begin

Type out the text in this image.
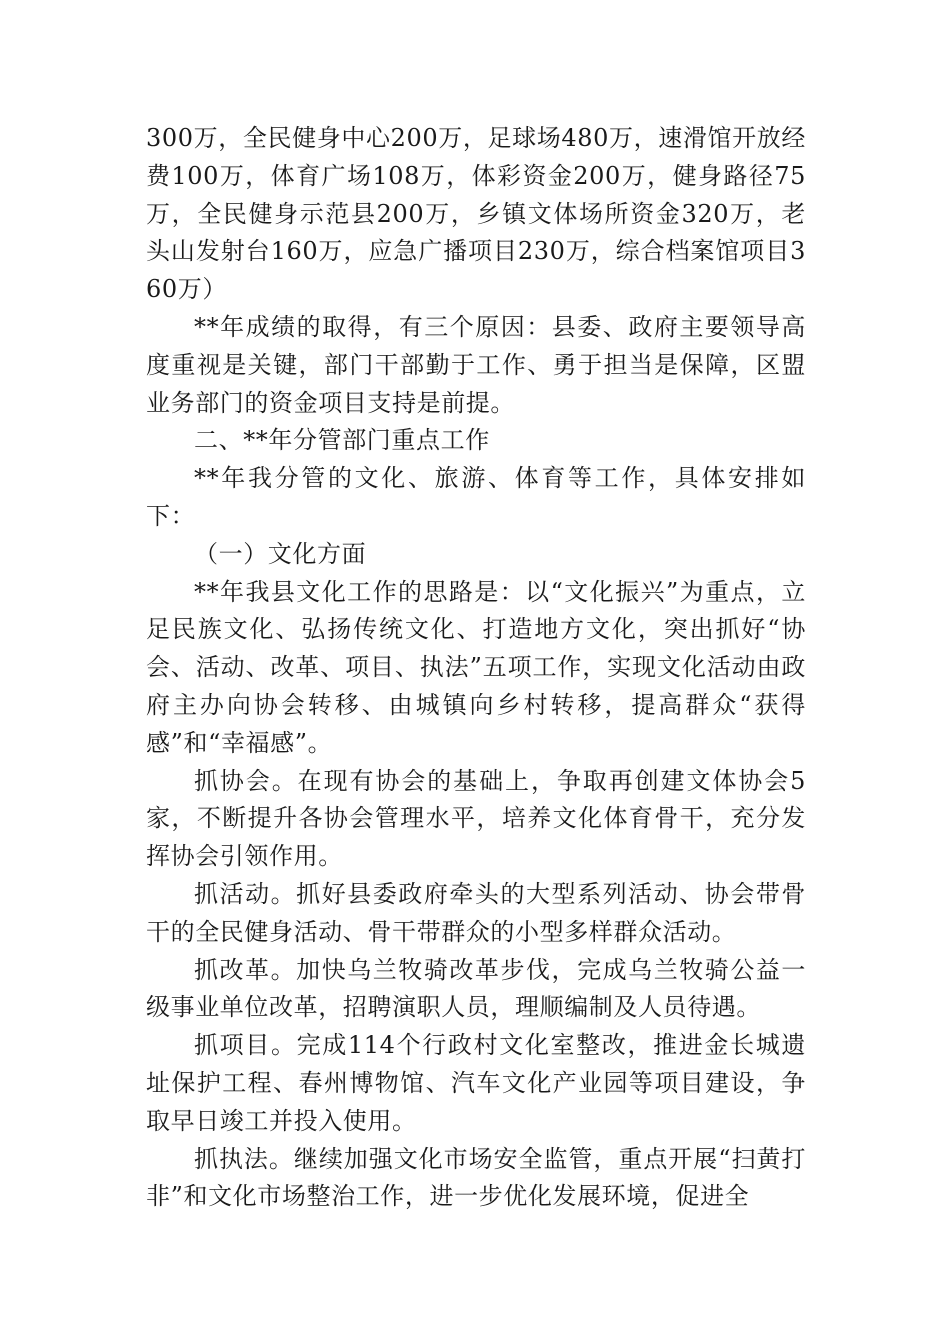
300万，全民健身中心200万，足球场480万，速滑馆开放经费100万，体育广场108万，体彩资金200万，健身路径75万，全民健身示范县200万，乡镇文体场所资金320万，老头山发射台160万，应急广播项目230万，综合档案馆项目360万）

**年成绩的取得，有三个原因：县委、政府主要领导高度重视是关键，部门干部勤于工作、勇于担当是保障，区盟业务部门的资金项目支持是前提。

二、**年分管部门重点工作

**年我分管的文化、旅游、体育等工作，具体安排如下：

（一）文化方面

**年我县文化工作的思路是：以“文化振兴”为重点，立足民族文化、弘扬传统文化、打造地方文化，突出抓好“协会、活动、改革、项目、执法”五项工作，实现文化活动由政府主办向协会转移、由城镇向乡村转移，提高群众“获得感”和“幸福感”。

抓协会。在现有协会的基础上，争取再创建文体协会5家，不断提升各协会管理水平，培养文化体育骨干，充分发挥协会引领作用。

抓活动。抓好县委政府牵头的大型系列活动、协会带骨干的全民健身活动、骨干带群众的小型多样群众活动。

抓改革。加快乌兰牧骑改革步伐，完成乌兰牧骑公益一级事业单位改革，招聘演职人员，理顺编制及人员待遇。

抓项目。完成114个行政村文化室整改，推进金长城遗址保护工程、春州博物馆、汽车文化产业园等项目建设，争取早日竣工并投入使用。

抓执法。继续加强文化市场安全监管，重点开展“扫黄打非”和文化市场整治工作，进一步优化发展环境，促进全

end

→ Problem requirements:
Return each line of the data, keeping its wording exact and omitting pictures.

→ Written answer:
Type out the text in this image.
300万，全民健身中心200万，足球场480万，速滑馆开放经费100万，体育广场108万，体彩资金200万，健身路径75万，全民健身示范县200万，乡镇文体场所资金320万，老头山发射台160万，应急广播项目230万，综合档案馆项目360万）

**年成绩的取得，有三个原因：县委、政府主要领导高度重视是关键，部门干部勤于工作、勇于担当是保障，区盟业务部门的资金项目支持是前提。

二、**年分管部门重点工作

**年我分管的文化、旅游、体育等工作，具体安排如下：

（一）文化方面

**年我县文化工作的思路是：以“文化振兴”为重点，立足民族文化、弘扬传统文化、打造地方文化，突出抓好“协会、活动、改革、项目、执法”五项工作，实现文化活动由政府主办向协会转移、由城镇向乡村转移，提高群众“获得感”和“幸福感”。

抓协会。在现有协会的基础上，争取再创建文体协会5家，不断提升各协会管理水平，培养文化体育骨干，充分发挥协会引领作用。

抓活动。抓好县委政府牵头的大型系列活动、协会带骨干的全民健身活动、骨干带群众的小型多样群众活动。

抓改革。加快乌兰牧骑改革步伐，完成乌兰牧骑公益一级事业单位改革，招聘演职人员，理顺编制及人员待遇。

抓项目。完成114个行政村文化室整改，推进金长城遗址保护工程、春州博物馆、汽车文化产业园等项目建设，争取早日竣工并投入使用。

抓执法。继续加强文化市场安全监管，重点开展“扫黄打非”和文化市场整治工作，进一步优化发展环境，促进全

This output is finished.